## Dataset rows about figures
*-*-*

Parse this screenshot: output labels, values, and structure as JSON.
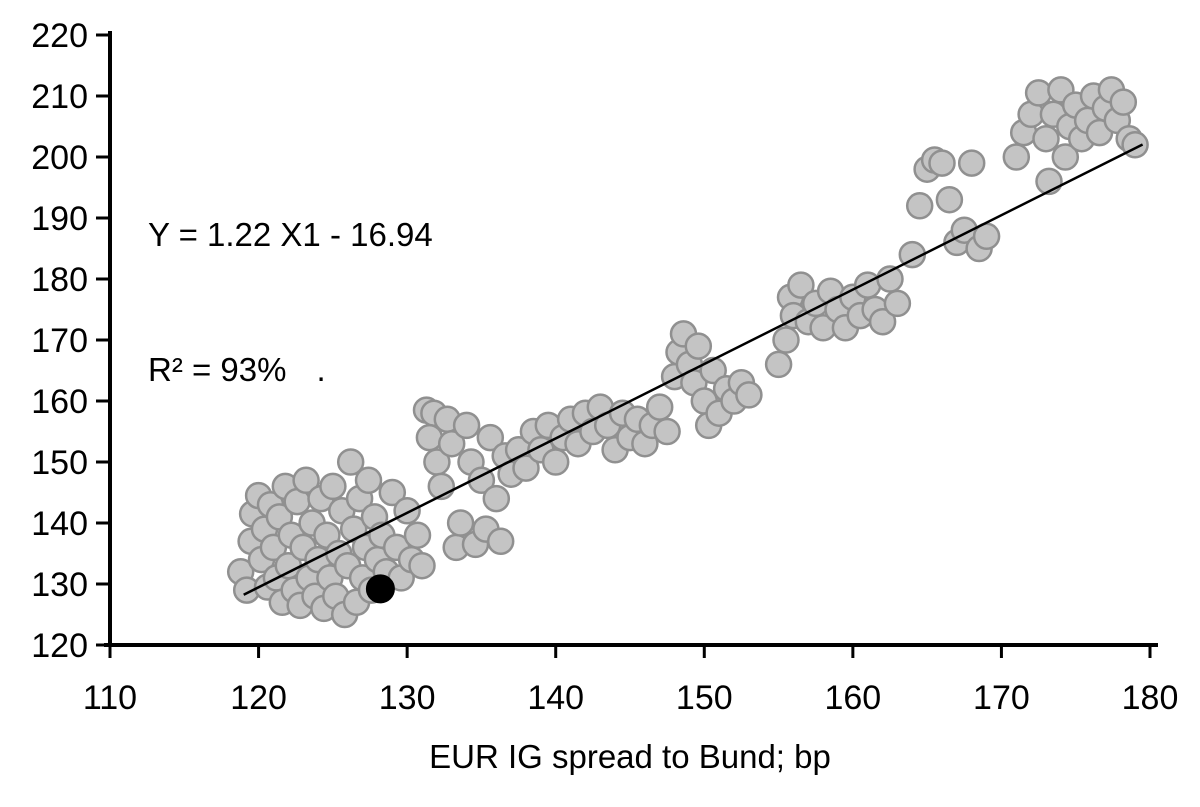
{
  "chart_data": {
    "type": "scatter",
    "title": "",
    "xlabel": "EUR IG spread to Bund; bp",
    "ylabel": "",
    "xlim": [
      110,
      180
    ],
    "ylim": [
      120,
      220
    ],
    "x_ticks": [
      110,
      120,
      130,
      140,
      150,
      160,
      170,
      180
    ],
    "y_ticks": [
      120,
      130,
      140,
      150,
      160,
      170,
      180,
      190,
      200,
      210,
      220
    ],
    "grid": false,
    "legend": "none",
    "annotation": {
      "line1": "Y = 1.22 X1 - 16.94",
      "line2": "R² = 93%",
      "dot": "."
    },
    "regression": {
      "slope": 1.22,
      "intercept": -16.94,
      "x_start": 119,
      "x_end": 179.5,
      "color": "#000000"
    },
    "series": [
      {
        "name": "observations",
        "fill": "#c4c4c4",
        "stroke": "#909090",
        "points": [
          [
            118.8,
            132
          ],
          [
            119.2,
            129
          ],
          [
            119.5,
            137
          ],
          [
            119.6,
            141.5
          ],
          [
            120,
            144.5
          ],
          [
            120.2,
            134
          ],
          [
            120.4,
            139
          ],
          [
            120.6,
            129.5
          ],
          [
            120.8,
            143
          ],
          [
            121,
            136
          ],
          [
            121.2,
            131
          ],
          [
            121.4,
            141
          ],
          [
            121.6,
            127
          ],
          [
            121.8,
            146
          ],
          [
            122,
            133
          ],
          [
            122.2,
            138
          ],
          [
            122.4,
            129
          ],
          [
            122.6,
            143.5
          ],
          [
            122.8,
            126.5
          ],
          [
            123,
            136
          ],
          [
            123.2,
            147
          ],
          [
            123.4,
            131
          ],
          [
            123.6,
            140
          ],
          [
            123.8,
            128
          ],
          [
            124,
            134
          ],
          [
            124.2,
            144
          ],
          [
            124.4,
            126
          ],
          [
            124.6,
            138
          ],
          [
            124.8,
            131
          ],
          [
            125,
            146
          ],
          [
            125.2,
            128
          ],
          [
            125.4,
            135
          ],
          [
            125.6,
            142
          ],
          [
            125.8,
            125
          ],
          [
            126,
            133
          ],
          [
            126.2,
            150
          ],
          [
            126.4,
            139
          ],
          [
            126.6,
            127
          ],
          [
            126.8,
            144
          ],
          [
            127,
            131
          ],
          [
            127.2,
            136
          ],
          [
            127.4,
            147
          ],
          [
            127.6,
            129
          ],
          [
            127.8,
            141
          ],
          [
            128,
            134
          ],
          [
            128.3,
            138
          ],
          [
            128.6,
            132
          ],
          [
            129,
            145
          ],
          [
            129.3,
            136
          ],
          [
            129.6,
            131
          ],
          [
            130,
            142
          ],
          [
            130.3,
            134
          ],
          [
            130.7,
            138
          ],
          [
            131,
            133
          ],
          [
            131.3,
            158.5
          ],
          [
            131.8,
            158
          ],
          [
            131.5,
            154
          ],
          [
            132,
            150
          ],
          [
            132.3,
            146
          ],
          [
            132.7,
            157
          ],
          [
            133,
            153
          ],
          [
            133.3,
            136
          ],
          [
            133.6,
            140
          ],
          [
            134,
            156
          ],
          [
            134.3,
            150
          ],
          [
            134.6,
            136.5
          ],
          [
            135,
            147
          ],
          [
            135.3,
            139
          ],
          [
            135.6,
            154
          ],
          [
            136,
            144
          ],
          [
            136.3,
            137
          ],
          [
            136.6,
            151
          ],
          [
            137,
            148
          ],
          [
            137.5,
            152
          ],
          [
            138,
            149
          ],
          [
            138.5,
            155
          ],
          [
            139,
            152
          ],
          [
            139.5,
            156
          ],
          [
            140,
            150
          ],
          [
            140.5,
            154
          ],
          [
            141,
            157
          ],
          [
            141.5,
            153
          ],
          [
            142,
            158
          ],
          [
            142.5,
            155
          ],
          [
            143,
            159
          ],
          [
            143.5,
            156
          ],
          [
            144,
            152
          ],
          [
            144.5,
            158
          ],
          [
            145,
            154
          ],
          [
            145.5,
            157
          ],
          [
            146,
            153
          ],
          [
            146.5,
            156
          ],
          [
            147,
            159
          ],
          [
            147.5,
            155
          ],
          [
            148,
            164
          ],
          [
            148.3,
            168
          ],
          [
            148.6,
            171
          ],
          [
            149,
            166
          ],
          [
            149.3,
            163
          ],
          [
            149.6,
            169
          ],
          [
            150,
            160
          ],
          [
            150.3,
            156
          ],
          [
            150.6,
            165
          ],
          [
            151,
            158
          ],
          [
            151.5,
            162
          ],
          [
            152,
            160
          ],
          [
            152.5,
            163
          ],
          [
            153,
            161
          ],
          [
            155,
            166
          ],
          [
            155.5,
            170
          ],
          [
            155.8,
            177
          ],
          [
            156,
            174
          ],
          [
            156.5,
            179
          ],
          [
            157,
            173
          ],
          [
            157.5,
            176
          ],
          [
            158,
            172
          ],
          [
            158.5,
            178
          ],
          [
            159,
            175
          ],
          [
            159.5,
            172
          ],
          [
            160,
            177
          ],
          [
            160.5,
            174
          ],
          [
            161,
            179
          ],
          [
            161.5,
            175
          ],
          [
            162,
            173
          ],
          [
            162.5,
            180
          ],
          [
            163,
            176
          ],
          [
            164,
            184
          ],
          [
            164.5,
            192
          ],
          [
            165,
            198
          ],
          [
            165.5,
            199.5
          ],
          [
            166,
            199
          ],
          [
            166.5,
            193
          ],
          [
            167,
            186
          ],
          [
            167.5,
            188
          ],
          [
            168,
            199
          ],
          [
            168.5,
            185
          ],
          [
            169,
            187
          ],
          [
            171,
            200
          ],
          [
            171.5,
            204
          ],
          [
            172,
            207
          ],
          [
            172.5,
            210.5
          ],
          [
            173,
            203
          ],
          [
            173.2,
            196
          ],
          [
            173.5,
            207
          ],
          [
            174,
            211
          ],
          [
            174.3,
            200
          ],
          [
            174.6,
            205
          ],
          [
            175,
            208.5
          ],
          [
            175.4,
            203
          ],
          [
            175.8,
            206
          ],
          [
            176.2,
            210
          ],
          [
            176.6,
            204
          ],
          [
            177,
            208
          ],
          [
            177.4,
            211
          ],
          [
            177.8,
            206
          ],
          [
            178.2,
            209
          ],
          [
            178.6,
            203
          ],
          [
            179,
            202
          ]
        ]
      },
      {
        "name": "latest-point",
        "fill": "#000000",
        "stroke": "#000000",
        "points": [
          [
            128.2,
            129.2
          ]
        ]
      }
    ]
  },
  "colors": {
    "axis": "#000000",
    "text": "#000000",
    "background": "#ffffff"
  }
}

*-*-*

Quote the records above in full, dropping each picture.

Parse this screenshot: output labels, values, and structure as JSON.
{
  "chart_data": {
    "type": "scatter",
    "title": "",
    "xlabel": "EUR IG spread to Bund; bp",
    "ylabel": "",
    "xlim": [
      110,
      180
    ],
    "ylim": [
      120,
      220
    ],
    "x_ticks": [
      110,
      120,
      130,
      140,
      150,
      160,
      170,
      180
    ],
    "y_ticks": [
      120,
      130,
      140,
      150,
      160,
      170,
      180,
      190,
      200,
      210,
      220
    ],
    "grid": false,
    "legend": "none",
    "annotation": {
      "line1": "Y = 1.22 X1 - 16.94",
      "line2": "R² = 93%",
      "dot": "."
    },
    "regression": {
      "slope": 1.22,
      "intercept": -16.94,
      "x_start": 119,
      "x_end": 179.5,
      "color": "#000000"
    },
    "series": [
      {
        "name": "observations",
        "fill": "#c4c4c4",
        "stroke": "#909090",
        "points": [
          [
            118.8,
            132
          ],
          [
            119.2,
            129
          ],
          [
            119.5,
            137
          ],
          [
            119.6,
            141.5
          ],
          [
            120,
            144.5
          ],
          [
            120.2,
            134
          ],
          [
            120.4,
            139
          ],
          [
            120.6,
            129.5
          ],
          [
            120.8,
            143
          ],
          [
            121,
            136
          ],
          [
            121.2,
            131
          ],
          [
            121.4,
            141
          ],
          [
            121.6,
            127
          ],
          [
            121.8,
            146
          ],
          [
            122,
            133
          ],
          [
            122.2,
            138
          ],
          [
            122.4,
            129
          ],
          [
            122.6,
            143.5
          ],
          [
            122.8,
            126.5
          ],
          [
            123,
            136
          ],
          [
            123.2,
            147
          ],
          [
            123.4,
            131
          ],
          [
            123.6,
            140
          ],
          [
            123.8,
            128
          ],
          [
            124,
            134
          ],
          [
            124.2,
            144
          ],
          [
            124.4,
            126
          ],
          [
            124.6,
            138
          ],
          [
            124.8,
            131
          ],
          [
            125,
            146
          ],
          [
            125.2,
            128
          ],
          [
            125.4,
            135
          ],
          [
            125.6,
            142
          ],
          [
            125.8,
            125
          ],
          [
            126,
            133
          ],
          [
            126.2,
            150
          ],
          [
            126.4,
            139
          ],
          [
            126.6,
            127
          ],
          [
            126.8,
            144
          ],
          [
            127,
            131
          ],
          [
            127.2,
            136
          ],
          [
            127.4,
            147
          ],
          [
            127.6,
            129
          ],
          [
            127.8,
            141
          ],
          [
            128,
            134
          ],
          [
            128.3,
            138
          ],
          [
            128.6,
            132
          ],
          [
            129,
            145
          ],
          [
            129.3,
            136
          ],
          [
            129.6,
            131
          ],
          [
            130,
            142
          ],
          [
            130.3,
            134
          ],
          [
            130.7,
            138
          ],
          [
            131,
            133
          ],
          [
            131.3,
            158.5
          ],
          [
            131.8,
            158
          ],
          [
            131.5,
            154
          ],
          [
            132,
            150
          ],
          [
            132.3,
            146
          ],
          [
            132.7,
            157
          ],
          [
            133,
            153
          ],
          [
            133.3,
            136
          ],
          [
            133.6,
            140
          ],
          [
            134,
            156
          ],
          [
            134.3,
            150
          ],
          [
            134.6,
            136.5
          ],
          [
            135,
            147
          ],
          [
            135.3,
            139
          ],
          [
            135.6,
            154
          ],
          [
            136,
            144
          ],
          [
            136.3,
            137
          ],
          [
            136.6,
            151
          ],
          [
            137,
            148
          ],
          [
            137.5,
            152
          ],
          [
            138,
            149
          ],
          [
            138.5,
            155
          ],
          [
            139,
            152
          ],
          [
            139.5,
            156
          ],
          [
            140,
            150
          ],
          [
            140.5,
            154
          ],
          [
            141,
            157
          ],
          [
            141.5,
            153
          ],
          [
            142,
            158
          ],
          [
            142.5,
            155
          ],
          [
            143,
            159
          ],
          [
            143.5,
            156
          ],
          [
            144,
            152
          ],
          [
            144.5,
            158
          ],
          [
            145,
            154
          ],
          [
            145.5,
            157
          ],
          [
            146,
            153
          ],
          [
            146.5,
            156
          ],
          [
            147,
            159
          ],
          [
            147.5,
            155
          ],
          [
            148,
            164
          ],
          [
            148.3,
            168
          ],
          [
            148.6,
            171
          ],
          [
            149,
            166
          ],
          [
            149.3,
            163
          ],
          [
            149.6,
            169
          ],
          [
            150,
            160
          ],
          [
            150.3,
            156
          ],
          [
            150.6,
            165
          ],
          [
            151,
            158
          ],
          [
            151.5,
            162
          ],
          [
            152,
            160
          ],
          [
            152.5,
            163
          ],
          [
            153,
            161
          ],
          [
            155,
            166
          ],
          [
            155.5,
            170
          ],
          [
            155.8,
            177
          ],
          [
            156,
            174
          ],
          [
            156.5,
            179
          ],
          [
            157,
            173
          ],
          [
            157.5,
            176
          ],
          [
            158,
            172
          ],
          [
            158.5,
            178
          ],
          [
            159,
            175
          ],
          [
            159.5,
            172
          ],
          [
            160,
            177
          ],
          [
            160.5,
            174
          ],
          [
            161,
            179
          ],
          [
            161.5,
            175
          ],
          [
            162,
            173
          ],
          [
            162.5,
            180
          ],
          [
            163,
            176
          ],
          [
            164,
            184
          ],
          [
            164.5,
            192
          ],
          [
            165,
            198
          ],
          [
            165.5,
            199.5
          ],
          [
            166,
            199
          ],
          [
            166.5,
            193
          ],
          [
            167,
            186
          ],
          [
            167.5,
            188
          ],
          [
            168,
            199
          ],
          [
            168.5,
            185
          ],
          [
            169,
            187
          ],
          [
            171,
            200
          ],
          [
            171.5,
            204
          ],
          [
            172,
            207
          ],
          [
            172.5,
            210.5
          ],
          [
            173,
            203
          ],
          [
            173.2,
            196
          ],
          [
            173.5,
            207
          ],
          [
            174,
            211
          ],
          [
            174.3,
            200
          ],
          [
            174.6,
            205
          ],
          [
            175,
            208.5
          ],
          [
            175.4,
            203
          ],
          [
            175.8,
            206
          ],
          [
            176.2,
            210
          ],
          [
            176.6,
            204
          ],
          [
            177,
            208
          ],
          [
            177.4,
            211
          ],
          [
            177.8,
            206
          ],
          [
            178.2,
            209
          ],
          [
            178.6,
            203
          ],
          [
            179,
            202
          ]
        ]
      },
      {
        "name": "latest-point",
        "fill": "#000000",
        "stroke": "#000000",
        "points": [
          [
            128.2,
            129.2
          ]
        ]
      }
    ]
  },
  "colors": {
    "axis": "#000000",
    "text": "#000000",
    "background": "#ffffff"
  }
}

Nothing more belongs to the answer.